**** Data provided
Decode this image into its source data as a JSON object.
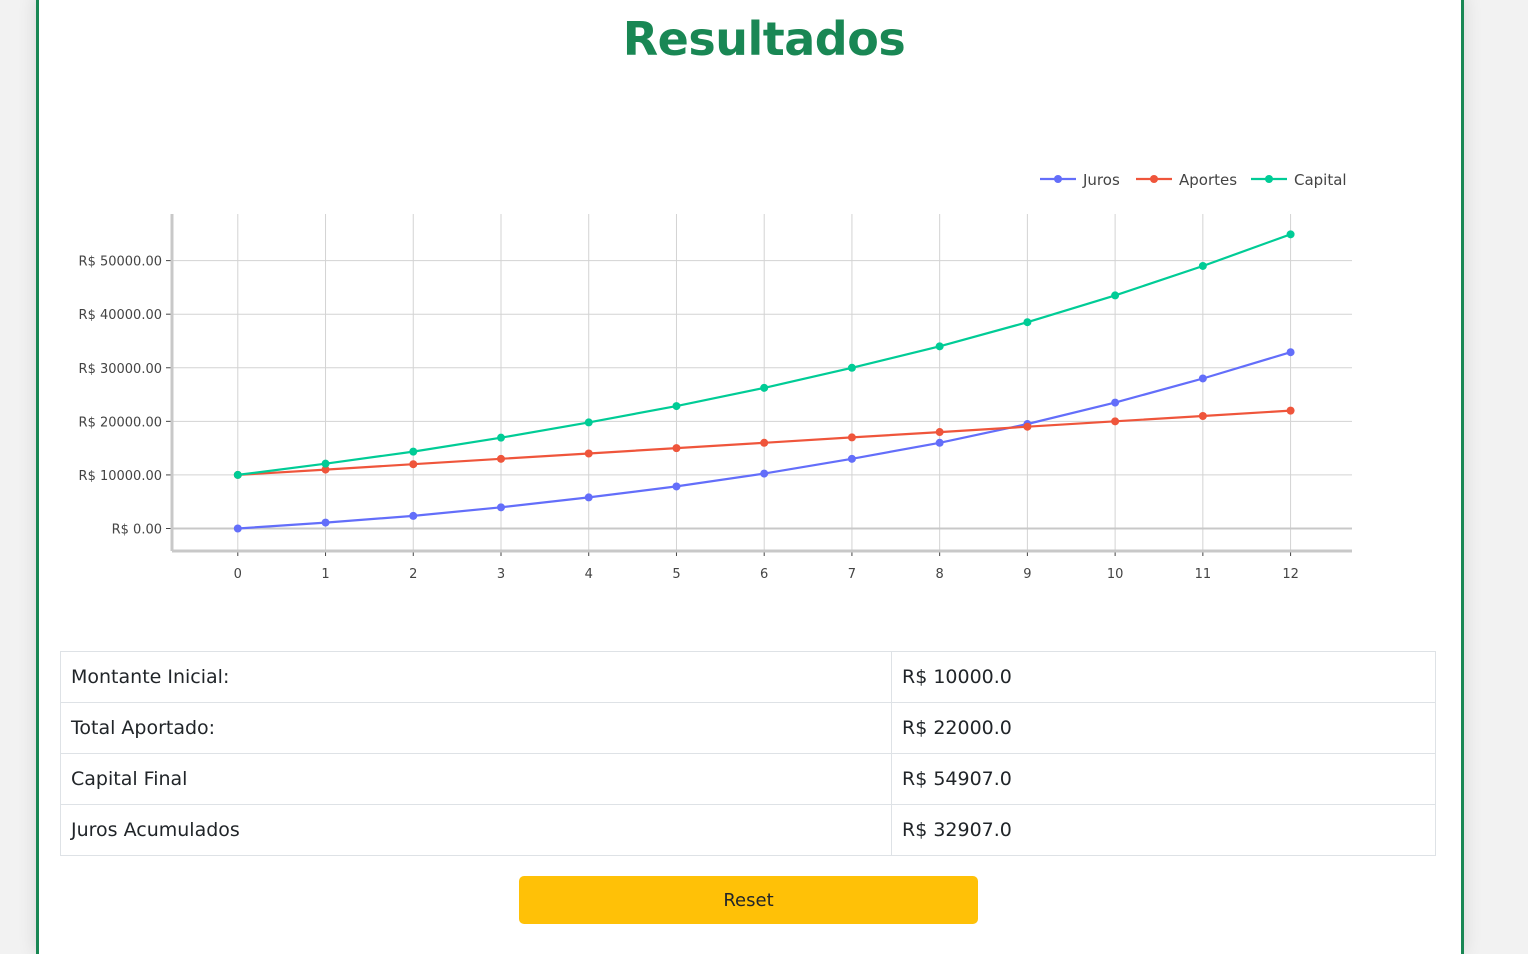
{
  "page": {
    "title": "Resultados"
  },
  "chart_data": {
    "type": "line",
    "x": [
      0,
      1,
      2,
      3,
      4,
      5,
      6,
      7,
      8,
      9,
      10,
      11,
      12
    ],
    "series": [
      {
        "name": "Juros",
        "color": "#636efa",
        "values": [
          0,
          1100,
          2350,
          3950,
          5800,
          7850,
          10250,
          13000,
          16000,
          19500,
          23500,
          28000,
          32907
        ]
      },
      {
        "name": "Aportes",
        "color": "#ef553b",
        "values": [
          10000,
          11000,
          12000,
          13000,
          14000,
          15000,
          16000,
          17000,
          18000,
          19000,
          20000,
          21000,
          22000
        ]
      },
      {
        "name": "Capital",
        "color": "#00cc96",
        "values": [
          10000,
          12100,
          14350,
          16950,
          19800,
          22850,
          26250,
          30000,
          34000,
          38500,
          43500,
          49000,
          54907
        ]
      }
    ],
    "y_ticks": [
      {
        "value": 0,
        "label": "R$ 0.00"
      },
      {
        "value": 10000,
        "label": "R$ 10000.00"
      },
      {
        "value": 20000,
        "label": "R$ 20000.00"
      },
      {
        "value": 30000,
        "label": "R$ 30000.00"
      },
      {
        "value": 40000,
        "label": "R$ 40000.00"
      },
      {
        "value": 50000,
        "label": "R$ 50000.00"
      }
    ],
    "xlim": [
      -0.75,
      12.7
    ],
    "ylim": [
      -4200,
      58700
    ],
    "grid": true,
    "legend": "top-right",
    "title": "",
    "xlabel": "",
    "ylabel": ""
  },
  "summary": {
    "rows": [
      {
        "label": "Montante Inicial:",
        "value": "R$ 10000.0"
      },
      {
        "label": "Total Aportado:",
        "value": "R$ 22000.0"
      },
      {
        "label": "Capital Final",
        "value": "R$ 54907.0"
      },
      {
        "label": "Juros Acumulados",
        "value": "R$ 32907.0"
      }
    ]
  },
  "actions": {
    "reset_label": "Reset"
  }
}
********
**** Data provided
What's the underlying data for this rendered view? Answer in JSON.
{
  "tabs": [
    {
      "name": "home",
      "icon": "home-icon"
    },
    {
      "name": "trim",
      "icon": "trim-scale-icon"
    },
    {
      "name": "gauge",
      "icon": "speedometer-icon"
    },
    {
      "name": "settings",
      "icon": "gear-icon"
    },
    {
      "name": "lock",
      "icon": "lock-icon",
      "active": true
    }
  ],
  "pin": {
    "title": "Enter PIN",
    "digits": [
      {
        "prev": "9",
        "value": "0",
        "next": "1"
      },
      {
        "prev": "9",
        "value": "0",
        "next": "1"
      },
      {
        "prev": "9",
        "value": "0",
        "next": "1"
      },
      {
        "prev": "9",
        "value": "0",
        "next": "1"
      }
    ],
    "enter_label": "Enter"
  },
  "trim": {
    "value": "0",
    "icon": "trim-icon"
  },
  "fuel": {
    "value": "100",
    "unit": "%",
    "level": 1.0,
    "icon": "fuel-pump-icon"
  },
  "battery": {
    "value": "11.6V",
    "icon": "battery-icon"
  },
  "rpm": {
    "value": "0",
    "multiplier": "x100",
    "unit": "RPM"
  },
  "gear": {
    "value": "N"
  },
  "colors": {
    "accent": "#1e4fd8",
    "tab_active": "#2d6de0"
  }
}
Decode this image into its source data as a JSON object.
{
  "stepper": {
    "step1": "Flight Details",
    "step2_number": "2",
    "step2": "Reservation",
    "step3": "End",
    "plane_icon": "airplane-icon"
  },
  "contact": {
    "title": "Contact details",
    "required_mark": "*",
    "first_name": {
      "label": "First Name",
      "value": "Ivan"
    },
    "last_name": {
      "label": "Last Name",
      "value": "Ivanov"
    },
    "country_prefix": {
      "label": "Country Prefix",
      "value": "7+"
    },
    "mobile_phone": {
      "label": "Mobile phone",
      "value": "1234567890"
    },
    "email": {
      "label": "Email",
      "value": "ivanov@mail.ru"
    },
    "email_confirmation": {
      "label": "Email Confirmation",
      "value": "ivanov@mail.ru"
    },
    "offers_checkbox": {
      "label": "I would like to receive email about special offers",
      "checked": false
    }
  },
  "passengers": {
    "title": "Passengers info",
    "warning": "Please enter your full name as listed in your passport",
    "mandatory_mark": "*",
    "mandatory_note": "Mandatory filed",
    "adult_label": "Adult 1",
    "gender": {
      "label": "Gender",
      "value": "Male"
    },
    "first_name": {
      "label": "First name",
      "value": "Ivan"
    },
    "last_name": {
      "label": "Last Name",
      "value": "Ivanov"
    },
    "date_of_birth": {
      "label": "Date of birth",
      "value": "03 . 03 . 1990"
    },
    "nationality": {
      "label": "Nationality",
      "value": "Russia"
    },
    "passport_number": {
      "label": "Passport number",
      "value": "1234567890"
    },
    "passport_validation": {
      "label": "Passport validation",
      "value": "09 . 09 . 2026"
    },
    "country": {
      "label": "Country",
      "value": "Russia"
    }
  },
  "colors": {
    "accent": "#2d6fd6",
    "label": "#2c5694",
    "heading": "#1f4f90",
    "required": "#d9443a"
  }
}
********
### Stated task
Each line in the listing above that contains "title" should be copied.

### Written reply
    "title": "Resultados"
    "title": "",
    "title": "Enter PIN",
    "title": "Contact details",
    "title": "Passengers info",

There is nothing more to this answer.